» **Provided entries**
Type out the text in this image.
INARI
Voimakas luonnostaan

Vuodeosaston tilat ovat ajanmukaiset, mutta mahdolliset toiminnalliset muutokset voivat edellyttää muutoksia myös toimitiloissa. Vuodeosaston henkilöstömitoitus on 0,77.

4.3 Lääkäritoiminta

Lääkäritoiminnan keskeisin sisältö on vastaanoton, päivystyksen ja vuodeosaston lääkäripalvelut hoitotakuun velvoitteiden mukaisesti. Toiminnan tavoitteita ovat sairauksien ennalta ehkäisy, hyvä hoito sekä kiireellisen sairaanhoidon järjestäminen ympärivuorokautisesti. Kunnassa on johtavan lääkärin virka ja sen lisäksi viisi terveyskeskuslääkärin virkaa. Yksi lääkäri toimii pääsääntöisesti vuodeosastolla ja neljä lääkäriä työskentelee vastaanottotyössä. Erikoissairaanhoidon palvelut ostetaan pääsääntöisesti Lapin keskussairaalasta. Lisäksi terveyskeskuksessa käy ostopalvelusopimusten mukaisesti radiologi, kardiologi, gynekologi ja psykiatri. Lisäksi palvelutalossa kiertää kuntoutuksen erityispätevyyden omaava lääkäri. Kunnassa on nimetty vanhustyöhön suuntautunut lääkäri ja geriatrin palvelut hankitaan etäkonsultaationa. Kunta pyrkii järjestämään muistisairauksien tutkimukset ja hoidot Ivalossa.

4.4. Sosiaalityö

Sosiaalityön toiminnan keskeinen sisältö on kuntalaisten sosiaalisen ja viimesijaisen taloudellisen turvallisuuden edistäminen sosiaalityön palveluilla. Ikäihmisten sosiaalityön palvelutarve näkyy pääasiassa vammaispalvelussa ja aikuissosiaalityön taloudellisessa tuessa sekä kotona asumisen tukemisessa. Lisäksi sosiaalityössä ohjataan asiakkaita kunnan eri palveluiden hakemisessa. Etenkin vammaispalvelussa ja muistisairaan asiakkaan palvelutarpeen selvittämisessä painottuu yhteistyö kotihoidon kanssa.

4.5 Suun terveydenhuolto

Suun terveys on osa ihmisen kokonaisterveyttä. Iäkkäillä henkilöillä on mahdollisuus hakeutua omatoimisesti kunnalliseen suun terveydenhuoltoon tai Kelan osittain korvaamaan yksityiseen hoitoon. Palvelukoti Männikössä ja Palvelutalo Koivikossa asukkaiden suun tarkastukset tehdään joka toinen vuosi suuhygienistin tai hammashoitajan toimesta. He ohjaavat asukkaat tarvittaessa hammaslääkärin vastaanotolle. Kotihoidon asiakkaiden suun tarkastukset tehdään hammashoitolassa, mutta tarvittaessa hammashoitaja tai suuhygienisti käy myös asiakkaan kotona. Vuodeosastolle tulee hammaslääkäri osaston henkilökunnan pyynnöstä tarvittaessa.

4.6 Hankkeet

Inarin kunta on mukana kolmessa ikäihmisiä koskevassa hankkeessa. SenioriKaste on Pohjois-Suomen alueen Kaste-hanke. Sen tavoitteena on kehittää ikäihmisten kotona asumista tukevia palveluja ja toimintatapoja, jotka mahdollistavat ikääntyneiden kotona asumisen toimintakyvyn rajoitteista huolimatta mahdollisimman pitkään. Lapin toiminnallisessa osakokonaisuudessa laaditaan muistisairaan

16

» **Exercise**
Reproduce the full listing exactly.

» **Output below**
Type out the text in this image.
INARI
Voimakas luonnostaan

Vuodeosaston tilat ovat ajanmukaiset, mutta mahdolliset toiminnalliset muutokset voivat edellyttää muutoksia myös toimitiloissa. Vuodeosaston henkilöstömitoitus on 0,77.

4.3 Lääkäritoiminta

Lääkäritoiminnan keskeisin sisältö on vastaanoton, päivystyksen ja vuodeosaston lääkäripalvelut hoitotakuun velvoitteiden mukaisesti. Toiminnan tavoitteita ovat sairauksien ennalta ehkäisy, hyvä hoito sekä kiireellisen sairaanhoidon järjestäminen ympärivuorokautisesti. Kunnassa on johtavan lääkärin virka ja sen lisäksi viisi terveyskeskuslääkärin virkaa. Yksi lääkäri toimii pääsääntöisesti vuodeosastolla ja neljä lääkäriä työskentelee vastaanottotyössä. Erikoissairaanhoidon palvelut ostetaan pääsääntöisesti Lapin keskussairaalasta. Lisäksi terveyskeskuksessa käy ostopalvelusopimusten mukaisesti radiologi, kardiologi, gynekologi ja psykiatri. Lisäksi palvelutalossa kiertää kuntoutuksen erityispätevyyden omaava lääkäri. Kunnassa on nimetty vanhustyöhön suuntautunut lääkäri ja geriatrin palvelut hankitaan etäkonsultaationa. Kunta pyrkii järjestämään muistisairauksien tutkimukset ja hoidot Ivalossa.

4.4. Sosiaalityö

Sosiaalityön toiminnan keskeinen sisältö on kuntalaisten sosiaalisen ja viimesijaisen taloudellisen turvallisuuden edistäminen sosiaalityön palveluilla. Ikäihmisten sosiaalityön palvelutarve näkyy pääasiassa vammaispalvelussa ja aikuissosiaalityön taloudellisessa tuessa sekä kotona asumisen tukemisessa. Lisäksi sosiaalityössä ohjataan asiakkaita kunnan eri palveluiden hakemisessa. Etenkin vammaispalvelussa ja muistisairaan asiakkaan palvelutarpeen selvittämisessä painottuu yhteistyö kotihoidon kanssa.

4.5 Suun terveydenhuolto

Suun terveys on osa ihmisen kokonaisterveyttä. Iäkkäillä henkilöillä on mahdollisuus hakeutua omatoimisesti kunnalliseen suun terveydenhuoltoon tai Kelan osittain korvaamaan yksityiseen hoitoon. Palvelukoti Männikössä ja Palvelutalo Koivikossa asukkaiden suun tarkastukset tehdään joka toinen vuosi suuhygienistin tai hammashoitajan toimesta. He ohjaavat asukkaat tarvittaessa hammaslääkärin vastaanotolle. Kotihoidon asiakkaiden suun tarkastukset tehdään hammashoitolassa, mutta tarvittaessa hammashoitaja tai suuhygienisti käy myös asiakkaan kotona. Vuodeosastolle tulee hammaslääkäri osaston henkilökunnan pyynnöstä tarvittaessa.

4.6 Hankkeet

Inarin kunta on mukana kolmessa ikäihmisiä koskevassa hankkeessa. SenioriKaste on Pohjois-Suomen alueen Kaste-hanke. Sen tavoitteena on kehittää ikäihmisten kotona asumista tukevia palveluja ja toimintatapoja, jotka mahdollistavat ikääntyneiden kotona asumisen toimintakyvyn rajoitteista huolimatta mahdollisimman pitkään. Lapin toiminnallisessa osakokonaisuudessa laaditaan muistisairaan

16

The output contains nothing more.